--- Begin GIVEN ENTRIES ---

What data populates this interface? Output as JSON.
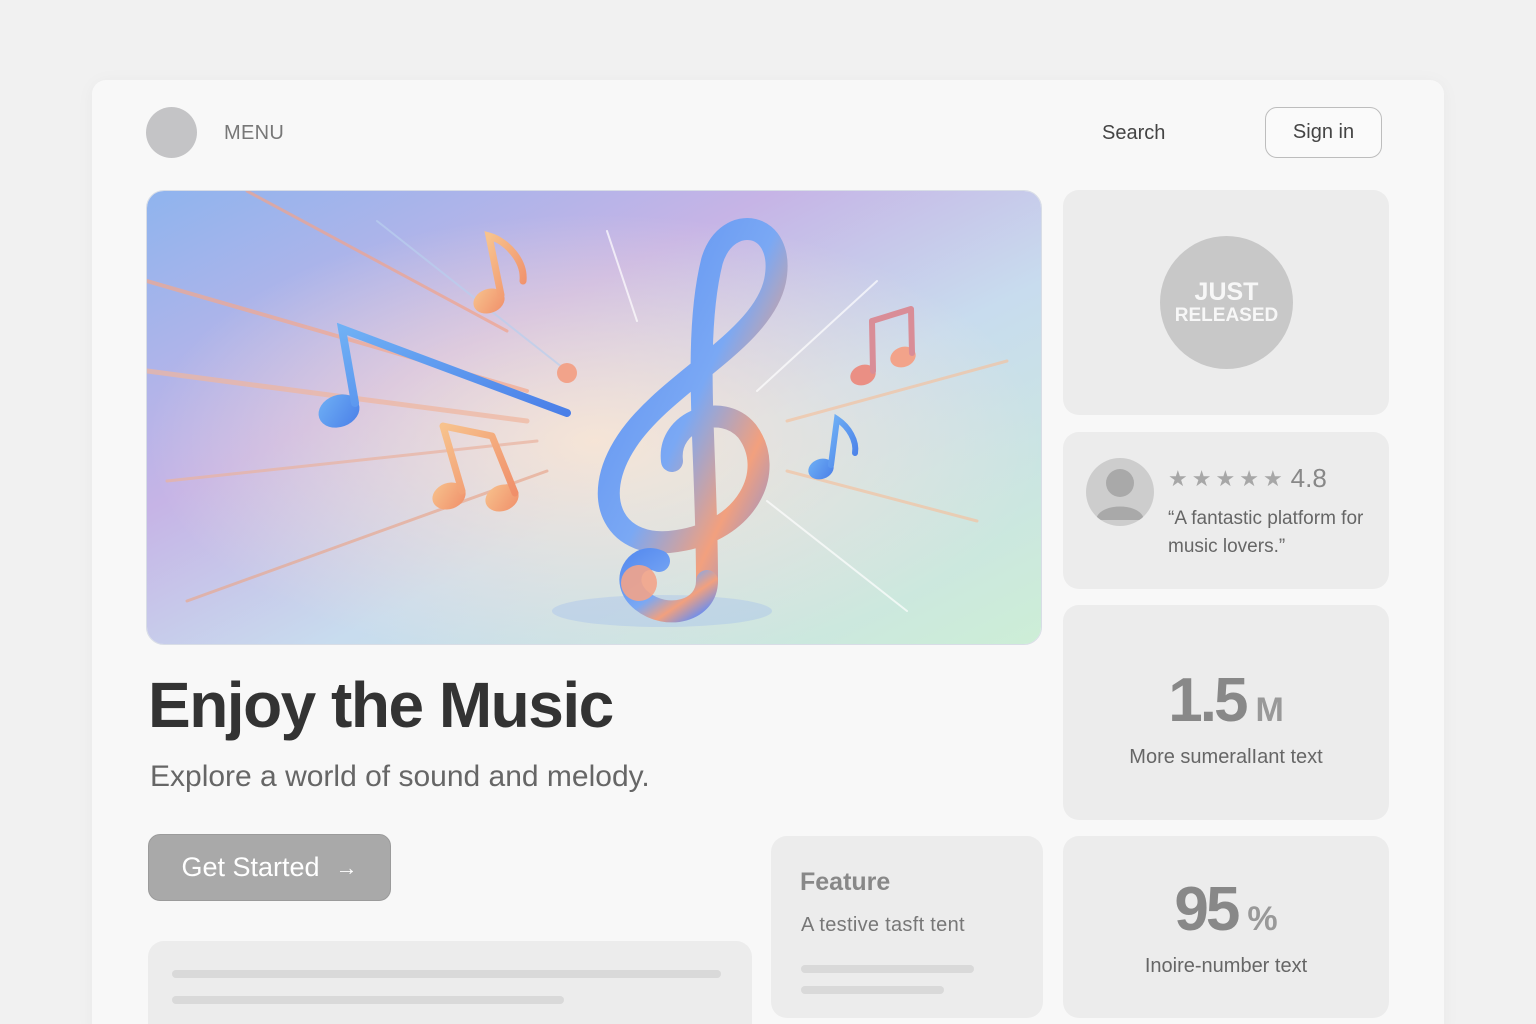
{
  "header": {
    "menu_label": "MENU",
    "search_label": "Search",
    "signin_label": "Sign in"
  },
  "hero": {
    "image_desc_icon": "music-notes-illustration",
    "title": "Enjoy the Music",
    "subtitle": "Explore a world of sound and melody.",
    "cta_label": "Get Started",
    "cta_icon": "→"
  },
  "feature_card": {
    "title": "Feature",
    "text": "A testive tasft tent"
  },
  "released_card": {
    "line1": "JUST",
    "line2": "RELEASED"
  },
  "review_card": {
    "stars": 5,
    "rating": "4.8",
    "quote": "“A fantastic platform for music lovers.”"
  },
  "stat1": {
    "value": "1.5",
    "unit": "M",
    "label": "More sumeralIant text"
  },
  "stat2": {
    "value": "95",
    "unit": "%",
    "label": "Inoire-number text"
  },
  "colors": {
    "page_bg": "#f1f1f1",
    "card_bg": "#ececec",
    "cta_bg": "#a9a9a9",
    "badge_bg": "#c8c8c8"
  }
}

--- End GIVEN ENTRIES ---

■ **EXERCISE INSTRUCTIONS**
Repeat the material verbatim. Do not carry over any picture.

■ **THE ANSWER**
What data populates this interface? Output as JSON.
{
  "header": {
    "menu_label": "MENU",
    "search_label": "Search",
    "signin_label": "Sign in"
  },
  "hero": {
    "image_desc_icon": "music-notes-illustration",
    "title": "Enjoy the Music",
    "subtitle": "Explore a world of sound and melody.",
    "cta_label": "Get Started",
    "cta_icon": "→"
  },
  "feature_card": {
    "title": "Feature",
    "text": "A testive tasft tent"
  },
  "released_card": {
    "line1": "JUST",
    "line2": "RELEASED"
  },
  "review_card": {
    "stars": 5,
    "rating": "4.8",
    "quote": "“A fantastic platform for music lovers.”"
  },
  "stat1": {
    "value": "1.5",
    "unit": "M",
    "label": "More sumeralIant text"
  },
  "stat2": {
    "value": "95",
    "unit": "%",
    "label": "Inoire-number text"
  },
  "colors": {
    "page_bg": "#f1f1f1",
    "card_bg": "#ececec",
    "cta_bg": "#a9a9a9",
    "badge_bg": "#c8c8c8"
  }
}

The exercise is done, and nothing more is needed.